- Brief: Copy out every line in which the string "look" occurs.

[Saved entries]
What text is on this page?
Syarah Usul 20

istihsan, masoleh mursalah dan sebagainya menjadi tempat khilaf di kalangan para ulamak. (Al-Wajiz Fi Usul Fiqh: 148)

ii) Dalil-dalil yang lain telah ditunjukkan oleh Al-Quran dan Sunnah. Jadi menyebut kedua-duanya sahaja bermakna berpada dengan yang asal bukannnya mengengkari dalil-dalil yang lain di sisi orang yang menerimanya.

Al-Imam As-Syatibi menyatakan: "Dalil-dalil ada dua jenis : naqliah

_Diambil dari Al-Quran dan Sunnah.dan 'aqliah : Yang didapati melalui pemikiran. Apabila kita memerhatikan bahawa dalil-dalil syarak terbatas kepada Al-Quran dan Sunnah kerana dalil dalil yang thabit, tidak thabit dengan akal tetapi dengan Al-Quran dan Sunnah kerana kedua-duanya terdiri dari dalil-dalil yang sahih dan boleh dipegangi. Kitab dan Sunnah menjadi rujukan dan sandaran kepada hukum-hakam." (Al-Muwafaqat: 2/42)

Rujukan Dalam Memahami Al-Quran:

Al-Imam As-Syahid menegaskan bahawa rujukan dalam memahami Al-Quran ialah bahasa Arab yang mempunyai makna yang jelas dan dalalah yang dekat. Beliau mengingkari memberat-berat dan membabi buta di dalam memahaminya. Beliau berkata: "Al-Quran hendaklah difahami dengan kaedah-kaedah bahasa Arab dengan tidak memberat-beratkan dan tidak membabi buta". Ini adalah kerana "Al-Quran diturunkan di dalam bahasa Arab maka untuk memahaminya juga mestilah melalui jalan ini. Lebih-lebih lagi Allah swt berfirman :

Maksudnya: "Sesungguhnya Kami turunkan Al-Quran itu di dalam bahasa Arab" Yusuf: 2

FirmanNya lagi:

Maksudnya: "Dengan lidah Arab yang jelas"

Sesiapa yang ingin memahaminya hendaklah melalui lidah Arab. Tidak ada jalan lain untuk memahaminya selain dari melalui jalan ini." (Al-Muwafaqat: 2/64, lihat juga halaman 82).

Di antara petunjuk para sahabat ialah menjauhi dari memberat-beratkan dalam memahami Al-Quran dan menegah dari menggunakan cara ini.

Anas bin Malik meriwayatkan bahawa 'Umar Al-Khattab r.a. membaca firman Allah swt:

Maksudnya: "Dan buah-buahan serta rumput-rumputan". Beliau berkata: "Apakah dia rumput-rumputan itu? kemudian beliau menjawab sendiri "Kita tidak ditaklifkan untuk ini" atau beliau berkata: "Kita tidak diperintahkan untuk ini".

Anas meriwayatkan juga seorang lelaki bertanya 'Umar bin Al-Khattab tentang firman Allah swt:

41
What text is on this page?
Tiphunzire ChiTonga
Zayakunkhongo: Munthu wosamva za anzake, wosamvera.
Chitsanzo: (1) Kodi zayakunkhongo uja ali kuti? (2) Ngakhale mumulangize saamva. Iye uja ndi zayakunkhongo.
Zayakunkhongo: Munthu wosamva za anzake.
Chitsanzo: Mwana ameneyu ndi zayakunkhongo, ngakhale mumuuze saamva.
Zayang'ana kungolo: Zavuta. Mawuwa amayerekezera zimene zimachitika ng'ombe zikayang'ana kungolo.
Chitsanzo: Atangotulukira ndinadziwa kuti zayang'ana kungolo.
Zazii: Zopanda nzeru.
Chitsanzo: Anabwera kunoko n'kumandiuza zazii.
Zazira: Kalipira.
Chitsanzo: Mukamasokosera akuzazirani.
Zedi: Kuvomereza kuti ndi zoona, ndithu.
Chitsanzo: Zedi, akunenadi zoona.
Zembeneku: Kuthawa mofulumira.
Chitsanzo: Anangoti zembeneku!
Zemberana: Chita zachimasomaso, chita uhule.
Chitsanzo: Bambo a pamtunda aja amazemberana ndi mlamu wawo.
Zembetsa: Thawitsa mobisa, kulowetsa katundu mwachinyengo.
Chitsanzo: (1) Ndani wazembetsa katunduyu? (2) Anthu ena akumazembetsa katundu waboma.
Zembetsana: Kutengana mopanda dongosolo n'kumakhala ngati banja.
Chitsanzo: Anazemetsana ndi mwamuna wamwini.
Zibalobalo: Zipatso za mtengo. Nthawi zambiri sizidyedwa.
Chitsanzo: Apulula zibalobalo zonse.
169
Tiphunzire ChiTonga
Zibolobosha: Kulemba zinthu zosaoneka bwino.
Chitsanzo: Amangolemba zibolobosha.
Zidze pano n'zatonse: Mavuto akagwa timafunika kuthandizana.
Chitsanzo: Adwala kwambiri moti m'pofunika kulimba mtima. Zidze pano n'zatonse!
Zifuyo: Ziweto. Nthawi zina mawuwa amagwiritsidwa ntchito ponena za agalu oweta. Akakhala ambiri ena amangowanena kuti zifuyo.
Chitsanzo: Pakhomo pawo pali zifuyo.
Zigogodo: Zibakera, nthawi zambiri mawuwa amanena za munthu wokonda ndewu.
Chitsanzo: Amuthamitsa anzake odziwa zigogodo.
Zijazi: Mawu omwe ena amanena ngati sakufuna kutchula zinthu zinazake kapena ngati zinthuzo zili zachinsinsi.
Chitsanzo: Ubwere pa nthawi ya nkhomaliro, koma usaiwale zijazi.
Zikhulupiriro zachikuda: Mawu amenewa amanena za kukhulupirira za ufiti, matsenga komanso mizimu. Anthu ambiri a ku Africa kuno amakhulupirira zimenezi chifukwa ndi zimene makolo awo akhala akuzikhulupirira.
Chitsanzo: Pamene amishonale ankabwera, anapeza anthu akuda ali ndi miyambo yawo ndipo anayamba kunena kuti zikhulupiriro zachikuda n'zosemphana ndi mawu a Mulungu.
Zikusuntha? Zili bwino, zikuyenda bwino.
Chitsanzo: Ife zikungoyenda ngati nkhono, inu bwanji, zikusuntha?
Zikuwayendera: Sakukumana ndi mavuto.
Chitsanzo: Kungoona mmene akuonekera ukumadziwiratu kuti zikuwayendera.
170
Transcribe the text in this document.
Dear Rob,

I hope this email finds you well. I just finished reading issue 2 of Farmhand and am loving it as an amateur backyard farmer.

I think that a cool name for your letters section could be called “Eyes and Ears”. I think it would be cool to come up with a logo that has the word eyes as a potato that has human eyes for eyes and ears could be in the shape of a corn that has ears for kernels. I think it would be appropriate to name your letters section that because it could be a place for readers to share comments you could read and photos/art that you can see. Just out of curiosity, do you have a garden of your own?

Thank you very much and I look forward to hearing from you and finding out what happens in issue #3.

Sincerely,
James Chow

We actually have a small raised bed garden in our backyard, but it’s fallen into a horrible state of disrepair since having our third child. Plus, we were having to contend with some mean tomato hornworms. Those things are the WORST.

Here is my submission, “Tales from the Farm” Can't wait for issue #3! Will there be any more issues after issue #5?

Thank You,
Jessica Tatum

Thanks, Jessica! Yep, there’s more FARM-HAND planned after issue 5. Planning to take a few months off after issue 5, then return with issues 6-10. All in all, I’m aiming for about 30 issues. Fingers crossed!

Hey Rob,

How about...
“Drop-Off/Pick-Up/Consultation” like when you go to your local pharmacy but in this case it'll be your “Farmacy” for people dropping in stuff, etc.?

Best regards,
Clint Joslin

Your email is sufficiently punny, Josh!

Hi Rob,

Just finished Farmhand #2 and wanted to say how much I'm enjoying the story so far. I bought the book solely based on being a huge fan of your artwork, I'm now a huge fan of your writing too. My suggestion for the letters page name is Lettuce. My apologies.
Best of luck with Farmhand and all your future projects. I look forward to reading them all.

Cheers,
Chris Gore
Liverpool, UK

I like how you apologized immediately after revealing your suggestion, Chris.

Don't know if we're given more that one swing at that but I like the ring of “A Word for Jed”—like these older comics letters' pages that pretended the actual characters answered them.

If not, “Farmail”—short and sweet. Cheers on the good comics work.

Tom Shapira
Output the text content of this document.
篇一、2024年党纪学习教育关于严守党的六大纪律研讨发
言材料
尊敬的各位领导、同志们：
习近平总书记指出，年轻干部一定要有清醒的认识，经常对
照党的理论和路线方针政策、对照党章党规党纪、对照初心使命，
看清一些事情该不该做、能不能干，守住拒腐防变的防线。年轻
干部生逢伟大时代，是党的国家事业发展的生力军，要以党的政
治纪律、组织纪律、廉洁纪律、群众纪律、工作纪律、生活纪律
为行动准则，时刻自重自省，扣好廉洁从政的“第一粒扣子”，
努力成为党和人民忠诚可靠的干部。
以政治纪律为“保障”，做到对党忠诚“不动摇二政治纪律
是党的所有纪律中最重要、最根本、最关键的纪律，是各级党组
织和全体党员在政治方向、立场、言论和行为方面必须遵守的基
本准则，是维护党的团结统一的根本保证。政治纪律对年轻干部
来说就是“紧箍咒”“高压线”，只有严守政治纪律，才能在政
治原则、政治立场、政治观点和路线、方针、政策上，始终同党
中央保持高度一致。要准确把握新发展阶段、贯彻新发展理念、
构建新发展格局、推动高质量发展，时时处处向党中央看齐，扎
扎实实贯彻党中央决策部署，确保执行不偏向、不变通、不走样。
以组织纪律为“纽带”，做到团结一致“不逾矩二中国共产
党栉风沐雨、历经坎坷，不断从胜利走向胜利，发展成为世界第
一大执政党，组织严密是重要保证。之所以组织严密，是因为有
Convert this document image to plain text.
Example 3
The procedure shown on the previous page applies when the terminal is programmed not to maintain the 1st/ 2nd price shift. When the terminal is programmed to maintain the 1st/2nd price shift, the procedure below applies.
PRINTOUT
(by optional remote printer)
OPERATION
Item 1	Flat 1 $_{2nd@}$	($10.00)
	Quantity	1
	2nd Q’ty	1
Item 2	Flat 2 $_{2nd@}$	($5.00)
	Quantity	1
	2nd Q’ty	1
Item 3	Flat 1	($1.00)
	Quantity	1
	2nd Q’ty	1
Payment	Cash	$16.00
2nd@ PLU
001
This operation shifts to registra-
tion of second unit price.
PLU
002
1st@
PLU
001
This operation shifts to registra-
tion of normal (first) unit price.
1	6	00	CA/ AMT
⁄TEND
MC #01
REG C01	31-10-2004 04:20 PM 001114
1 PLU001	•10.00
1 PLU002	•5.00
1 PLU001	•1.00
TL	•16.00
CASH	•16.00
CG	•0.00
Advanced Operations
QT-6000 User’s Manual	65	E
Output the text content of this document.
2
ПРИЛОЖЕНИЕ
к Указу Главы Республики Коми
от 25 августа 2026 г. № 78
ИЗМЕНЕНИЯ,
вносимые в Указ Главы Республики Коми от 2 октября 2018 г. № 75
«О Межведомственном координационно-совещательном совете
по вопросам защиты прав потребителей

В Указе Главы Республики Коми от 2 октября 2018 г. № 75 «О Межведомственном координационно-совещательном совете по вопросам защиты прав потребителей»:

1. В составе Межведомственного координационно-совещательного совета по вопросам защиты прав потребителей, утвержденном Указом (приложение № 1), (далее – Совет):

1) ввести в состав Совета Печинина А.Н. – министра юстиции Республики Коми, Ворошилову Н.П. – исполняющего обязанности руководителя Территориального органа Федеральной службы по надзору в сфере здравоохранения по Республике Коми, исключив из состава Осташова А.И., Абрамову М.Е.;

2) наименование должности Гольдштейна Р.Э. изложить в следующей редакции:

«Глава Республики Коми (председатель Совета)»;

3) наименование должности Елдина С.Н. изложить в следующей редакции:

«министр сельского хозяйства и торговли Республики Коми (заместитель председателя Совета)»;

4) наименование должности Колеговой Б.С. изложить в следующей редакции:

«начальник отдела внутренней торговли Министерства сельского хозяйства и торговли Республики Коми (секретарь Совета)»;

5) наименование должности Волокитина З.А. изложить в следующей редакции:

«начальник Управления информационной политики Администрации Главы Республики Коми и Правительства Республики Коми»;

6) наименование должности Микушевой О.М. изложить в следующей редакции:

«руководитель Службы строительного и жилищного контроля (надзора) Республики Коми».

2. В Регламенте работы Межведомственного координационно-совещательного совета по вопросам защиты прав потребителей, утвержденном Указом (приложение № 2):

- Exercise output:
Thank you very much and I look forward to hearing from you and finding out what happens in issue #3.
Best of luck with Farmhand and all your future projects. I look forward to reading them all.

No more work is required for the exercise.